begin RECORDS TO USE
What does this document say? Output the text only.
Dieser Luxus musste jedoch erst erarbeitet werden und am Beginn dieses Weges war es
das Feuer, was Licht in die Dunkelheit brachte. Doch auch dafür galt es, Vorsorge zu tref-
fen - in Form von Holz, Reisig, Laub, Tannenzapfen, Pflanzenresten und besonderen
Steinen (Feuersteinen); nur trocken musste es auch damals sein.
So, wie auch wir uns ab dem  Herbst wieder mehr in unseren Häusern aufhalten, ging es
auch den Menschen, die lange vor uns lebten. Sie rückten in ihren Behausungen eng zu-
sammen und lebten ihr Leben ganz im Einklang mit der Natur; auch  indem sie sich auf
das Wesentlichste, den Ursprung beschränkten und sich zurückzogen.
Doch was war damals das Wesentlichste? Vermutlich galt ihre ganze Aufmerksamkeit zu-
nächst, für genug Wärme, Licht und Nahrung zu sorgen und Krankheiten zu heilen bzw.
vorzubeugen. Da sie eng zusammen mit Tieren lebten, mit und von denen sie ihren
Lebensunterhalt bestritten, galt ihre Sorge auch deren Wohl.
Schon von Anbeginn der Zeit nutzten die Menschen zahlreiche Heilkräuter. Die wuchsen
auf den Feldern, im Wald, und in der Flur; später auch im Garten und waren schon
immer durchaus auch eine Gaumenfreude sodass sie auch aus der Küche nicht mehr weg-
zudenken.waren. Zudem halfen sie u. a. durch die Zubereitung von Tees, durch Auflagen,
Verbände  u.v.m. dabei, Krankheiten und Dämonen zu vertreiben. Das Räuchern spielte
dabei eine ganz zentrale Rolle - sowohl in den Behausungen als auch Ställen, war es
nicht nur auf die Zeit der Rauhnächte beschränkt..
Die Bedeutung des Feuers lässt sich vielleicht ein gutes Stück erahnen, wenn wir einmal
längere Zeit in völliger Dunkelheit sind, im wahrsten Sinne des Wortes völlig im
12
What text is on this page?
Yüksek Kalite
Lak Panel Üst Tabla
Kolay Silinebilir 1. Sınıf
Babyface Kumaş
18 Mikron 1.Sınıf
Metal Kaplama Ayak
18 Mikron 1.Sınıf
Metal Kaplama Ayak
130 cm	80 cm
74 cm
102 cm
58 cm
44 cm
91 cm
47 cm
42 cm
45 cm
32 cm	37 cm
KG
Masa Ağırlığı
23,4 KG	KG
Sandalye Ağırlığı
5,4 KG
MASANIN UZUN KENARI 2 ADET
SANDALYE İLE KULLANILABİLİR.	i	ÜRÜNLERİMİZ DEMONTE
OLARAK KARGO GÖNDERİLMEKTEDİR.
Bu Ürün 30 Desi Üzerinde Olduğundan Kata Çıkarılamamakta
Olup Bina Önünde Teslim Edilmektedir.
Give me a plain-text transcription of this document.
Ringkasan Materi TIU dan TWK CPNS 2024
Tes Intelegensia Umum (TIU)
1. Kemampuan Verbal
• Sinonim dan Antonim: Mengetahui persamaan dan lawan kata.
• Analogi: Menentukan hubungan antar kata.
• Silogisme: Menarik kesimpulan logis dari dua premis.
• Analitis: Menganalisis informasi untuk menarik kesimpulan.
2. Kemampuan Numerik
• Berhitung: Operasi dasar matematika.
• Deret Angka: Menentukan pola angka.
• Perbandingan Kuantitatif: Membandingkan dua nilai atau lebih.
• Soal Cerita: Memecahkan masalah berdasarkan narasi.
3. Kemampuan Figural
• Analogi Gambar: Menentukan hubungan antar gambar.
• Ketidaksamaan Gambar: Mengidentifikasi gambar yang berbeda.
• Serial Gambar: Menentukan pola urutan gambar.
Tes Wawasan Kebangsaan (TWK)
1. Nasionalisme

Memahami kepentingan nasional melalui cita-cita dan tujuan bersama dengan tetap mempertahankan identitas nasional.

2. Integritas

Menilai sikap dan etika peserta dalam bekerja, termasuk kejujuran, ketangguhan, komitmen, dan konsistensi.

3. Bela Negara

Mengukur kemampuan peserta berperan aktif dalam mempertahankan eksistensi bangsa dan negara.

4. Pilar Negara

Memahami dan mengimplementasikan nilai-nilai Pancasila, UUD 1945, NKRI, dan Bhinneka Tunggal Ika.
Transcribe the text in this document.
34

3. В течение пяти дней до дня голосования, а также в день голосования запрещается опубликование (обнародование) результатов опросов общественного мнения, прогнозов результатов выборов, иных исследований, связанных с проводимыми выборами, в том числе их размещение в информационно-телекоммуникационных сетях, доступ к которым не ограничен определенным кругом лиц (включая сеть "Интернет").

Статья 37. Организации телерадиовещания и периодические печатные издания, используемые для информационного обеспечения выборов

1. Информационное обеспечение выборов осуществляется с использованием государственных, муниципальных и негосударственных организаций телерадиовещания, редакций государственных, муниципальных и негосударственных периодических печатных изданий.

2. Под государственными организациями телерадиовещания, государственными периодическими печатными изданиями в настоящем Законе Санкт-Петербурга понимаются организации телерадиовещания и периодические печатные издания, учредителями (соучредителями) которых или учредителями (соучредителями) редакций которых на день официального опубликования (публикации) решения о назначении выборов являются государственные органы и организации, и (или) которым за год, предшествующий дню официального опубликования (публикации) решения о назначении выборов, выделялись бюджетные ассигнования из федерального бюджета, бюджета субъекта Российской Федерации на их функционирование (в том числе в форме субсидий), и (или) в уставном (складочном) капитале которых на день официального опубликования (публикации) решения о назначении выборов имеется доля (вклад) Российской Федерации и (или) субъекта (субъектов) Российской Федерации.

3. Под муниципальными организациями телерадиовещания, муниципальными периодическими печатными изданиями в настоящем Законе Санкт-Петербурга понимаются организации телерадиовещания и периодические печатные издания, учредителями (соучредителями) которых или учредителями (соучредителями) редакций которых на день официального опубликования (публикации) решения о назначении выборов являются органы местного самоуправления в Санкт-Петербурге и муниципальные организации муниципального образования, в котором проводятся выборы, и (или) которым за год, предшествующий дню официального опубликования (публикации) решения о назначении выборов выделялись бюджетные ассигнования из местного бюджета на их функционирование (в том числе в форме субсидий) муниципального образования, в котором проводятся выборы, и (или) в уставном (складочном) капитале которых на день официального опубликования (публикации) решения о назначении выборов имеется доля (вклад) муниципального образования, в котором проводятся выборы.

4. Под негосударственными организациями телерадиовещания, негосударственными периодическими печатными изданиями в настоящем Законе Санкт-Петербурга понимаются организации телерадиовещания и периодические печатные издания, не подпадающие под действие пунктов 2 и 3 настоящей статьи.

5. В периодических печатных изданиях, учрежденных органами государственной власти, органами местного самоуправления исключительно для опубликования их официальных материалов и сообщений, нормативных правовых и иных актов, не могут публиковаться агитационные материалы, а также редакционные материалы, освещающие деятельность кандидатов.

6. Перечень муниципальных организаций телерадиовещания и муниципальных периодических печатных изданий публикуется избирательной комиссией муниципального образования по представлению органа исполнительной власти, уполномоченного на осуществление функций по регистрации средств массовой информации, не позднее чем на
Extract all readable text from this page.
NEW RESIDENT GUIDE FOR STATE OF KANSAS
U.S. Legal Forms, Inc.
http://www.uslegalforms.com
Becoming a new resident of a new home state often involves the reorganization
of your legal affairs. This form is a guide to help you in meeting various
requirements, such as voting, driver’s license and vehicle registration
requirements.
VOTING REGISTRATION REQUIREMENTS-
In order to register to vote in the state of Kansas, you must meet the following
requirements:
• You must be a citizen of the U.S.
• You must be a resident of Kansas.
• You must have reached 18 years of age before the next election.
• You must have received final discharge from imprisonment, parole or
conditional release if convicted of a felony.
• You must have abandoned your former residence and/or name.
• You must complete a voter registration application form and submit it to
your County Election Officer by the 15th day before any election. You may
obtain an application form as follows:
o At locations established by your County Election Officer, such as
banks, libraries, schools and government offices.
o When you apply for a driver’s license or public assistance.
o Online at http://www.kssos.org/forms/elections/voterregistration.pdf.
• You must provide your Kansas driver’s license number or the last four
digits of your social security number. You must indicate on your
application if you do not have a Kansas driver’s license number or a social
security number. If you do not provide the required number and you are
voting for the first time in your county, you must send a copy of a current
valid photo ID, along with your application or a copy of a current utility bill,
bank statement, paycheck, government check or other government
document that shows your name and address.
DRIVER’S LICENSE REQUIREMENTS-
end RECORDS TO USE
▶ **CHALLENGE**
Find the lines above that contain the word "have" and collect them.

▶ **TASK OUTPUT**
• You must have reached 18 years of age before the next election.
• You must have received final discharge from imprisonment, parole or
• You must have abandoned your former residence and/or name.
application if you do not have a Kansas driver’s license number or a social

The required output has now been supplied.